Collected data
- - - - - - -

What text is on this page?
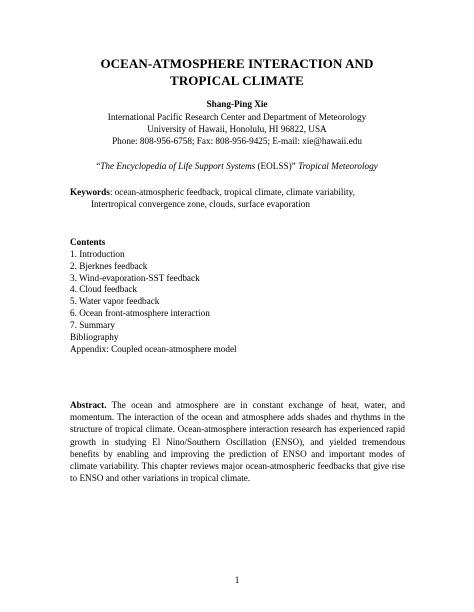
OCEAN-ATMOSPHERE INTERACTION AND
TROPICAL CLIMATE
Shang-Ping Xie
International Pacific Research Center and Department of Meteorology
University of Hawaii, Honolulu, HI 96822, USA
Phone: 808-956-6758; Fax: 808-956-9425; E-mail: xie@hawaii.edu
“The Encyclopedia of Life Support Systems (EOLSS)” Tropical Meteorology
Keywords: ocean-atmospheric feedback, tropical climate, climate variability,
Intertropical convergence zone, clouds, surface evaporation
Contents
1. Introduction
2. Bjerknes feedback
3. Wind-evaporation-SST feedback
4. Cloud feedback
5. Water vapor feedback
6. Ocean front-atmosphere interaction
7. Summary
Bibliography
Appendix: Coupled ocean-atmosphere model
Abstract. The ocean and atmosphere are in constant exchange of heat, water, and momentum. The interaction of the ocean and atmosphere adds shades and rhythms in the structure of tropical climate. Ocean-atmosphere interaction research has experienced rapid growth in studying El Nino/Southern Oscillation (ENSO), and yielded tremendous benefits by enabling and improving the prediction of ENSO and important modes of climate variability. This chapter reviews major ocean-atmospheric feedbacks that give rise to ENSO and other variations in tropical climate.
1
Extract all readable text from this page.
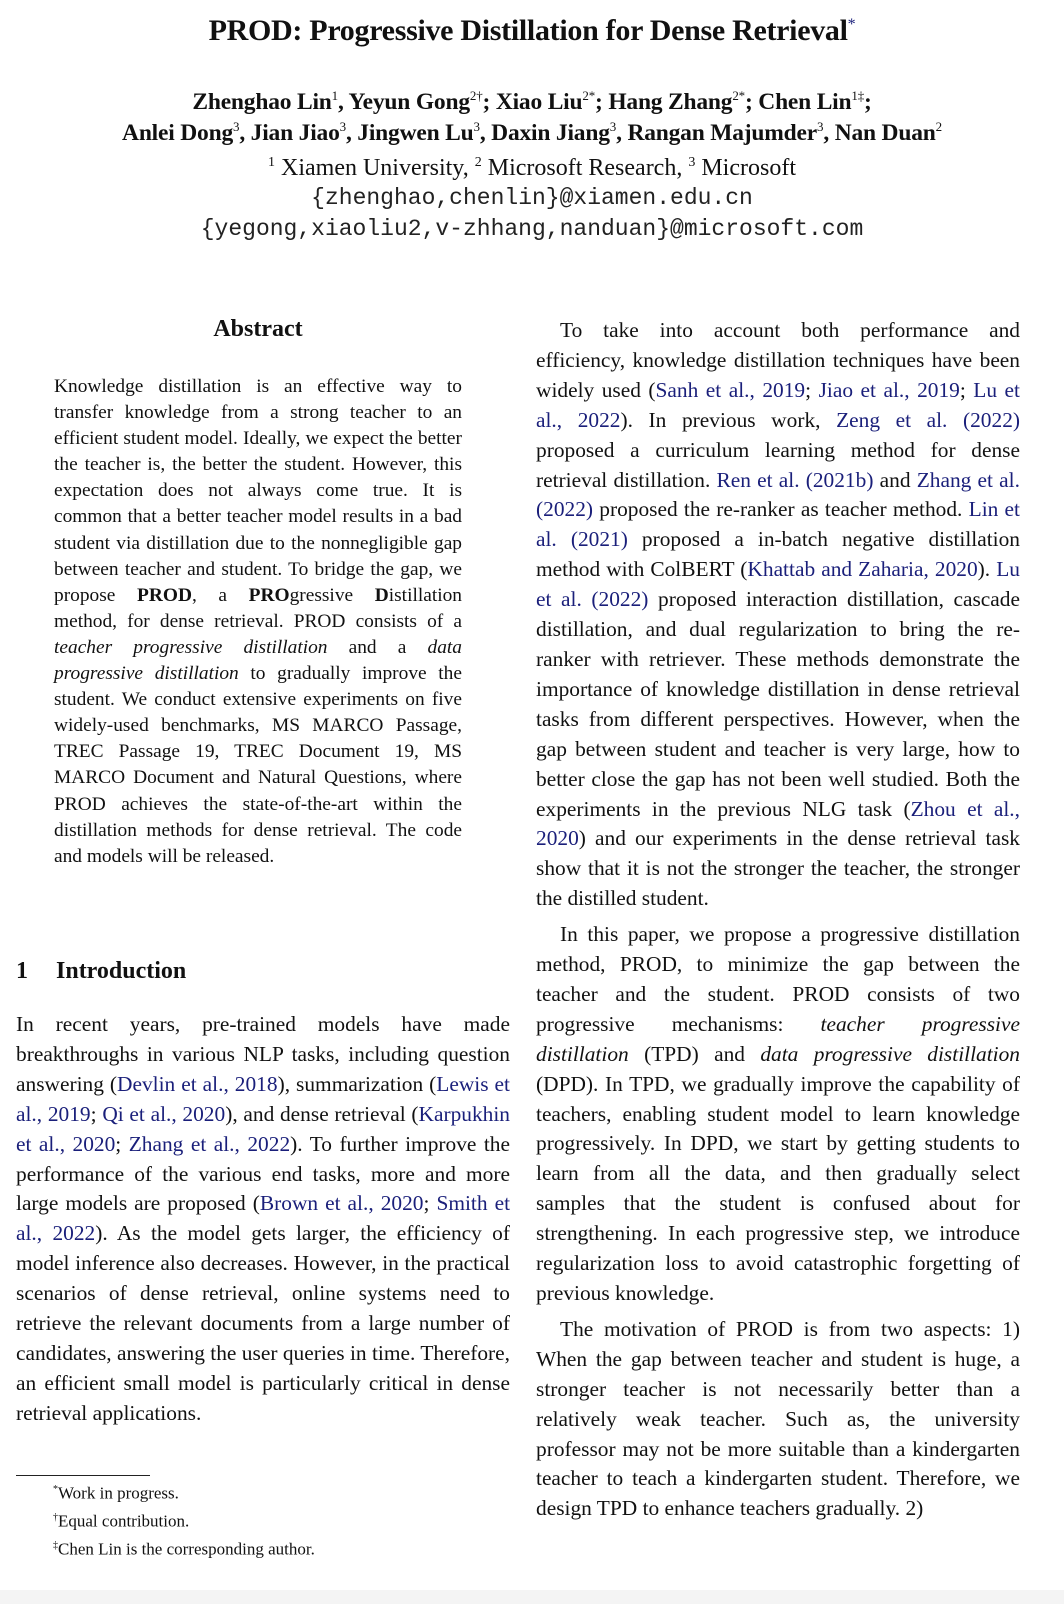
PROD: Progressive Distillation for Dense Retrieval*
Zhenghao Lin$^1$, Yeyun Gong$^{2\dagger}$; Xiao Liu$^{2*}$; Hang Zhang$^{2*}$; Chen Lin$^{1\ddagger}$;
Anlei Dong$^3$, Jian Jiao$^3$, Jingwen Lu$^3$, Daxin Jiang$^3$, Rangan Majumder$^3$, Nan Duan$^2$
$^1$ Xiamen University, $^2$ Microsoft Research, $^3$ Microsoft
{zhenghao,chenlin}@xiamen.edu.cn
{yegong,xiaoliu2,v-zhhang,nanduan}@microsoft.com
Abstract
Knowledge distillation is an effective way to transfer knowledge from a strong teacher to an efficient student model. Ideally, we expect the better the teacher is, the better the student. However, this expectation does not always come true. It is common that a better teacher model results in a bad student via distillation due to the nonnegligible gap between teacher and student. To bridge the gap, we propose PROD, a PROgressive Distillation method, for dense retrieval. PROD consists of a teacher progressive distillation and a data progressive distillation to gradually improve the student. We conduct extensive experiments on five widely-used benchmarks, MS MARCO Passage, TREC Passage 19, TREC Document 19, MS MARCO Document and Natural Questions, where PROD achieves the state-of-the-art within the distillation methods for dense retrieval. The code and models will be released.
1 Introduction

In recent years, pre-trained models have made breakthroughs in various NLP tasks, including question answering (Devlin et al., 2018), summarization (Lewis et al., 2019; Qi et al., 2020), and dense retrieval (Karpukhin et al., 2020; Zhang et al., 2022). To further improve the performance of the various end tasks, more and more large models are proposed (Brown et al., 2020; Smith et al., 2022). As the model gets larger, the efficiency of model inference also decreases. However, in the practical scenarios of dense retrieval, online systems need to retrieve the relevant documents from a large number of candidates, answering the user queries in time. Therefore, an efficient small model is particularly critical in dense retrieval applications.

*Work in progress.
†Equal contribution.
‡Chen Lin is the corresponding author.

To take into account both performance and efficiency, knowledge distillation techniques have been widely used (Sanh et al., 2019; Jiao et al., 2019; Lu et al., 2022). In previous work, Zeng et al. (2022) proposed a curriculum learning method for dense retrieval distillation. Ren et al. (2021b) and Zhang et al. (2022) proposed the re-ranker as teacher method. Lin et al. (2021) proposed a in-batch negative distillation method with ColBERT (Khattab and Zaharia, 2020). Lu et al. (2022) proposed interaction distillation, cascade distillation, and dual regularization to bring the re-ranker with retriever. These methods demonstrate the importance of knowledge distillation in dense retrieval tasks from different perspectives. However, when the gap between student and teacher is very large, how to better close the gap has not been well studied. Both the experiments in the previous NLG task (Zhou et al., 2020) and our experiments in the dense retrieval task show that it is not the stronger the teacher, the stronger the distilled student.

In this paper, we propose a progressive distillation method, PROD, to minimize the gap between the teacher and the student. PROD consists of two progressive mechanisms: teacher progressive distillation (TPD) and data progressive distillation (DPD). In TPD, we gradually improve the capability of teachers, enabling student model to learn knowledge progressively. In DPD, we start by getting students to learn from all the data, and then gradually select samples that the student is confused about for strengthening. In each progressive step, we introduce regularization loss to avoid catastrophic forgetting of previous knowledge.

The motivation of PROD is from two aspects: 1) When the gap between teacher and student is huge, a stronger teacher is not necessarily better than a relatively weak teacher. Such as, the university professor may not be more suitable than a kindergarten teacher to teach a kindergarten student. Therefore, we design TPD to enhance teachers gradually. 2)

- - - - - - -

What is asked: Copy each line of the data that contains the word "Abstract".

Exercise answer:
Abstract. The ocean and atmosphere are in constant exchange of heat, water, and momentum. The interaction of the ocean and atmosphere adds shades and rhythms in the structure of tropical climate. Ocean-atmosphere interaction research has experienced rapid growth in studying El Nino/Southern Oscillation (ENSO), and yielded tremendous benefits by enabling and improving the prediction of ENSO and important modes of climate variability. This chapter reviews major ocean-atmospheric feedbacks that give rise to ENSO and other variations in tropical climate.
Abstract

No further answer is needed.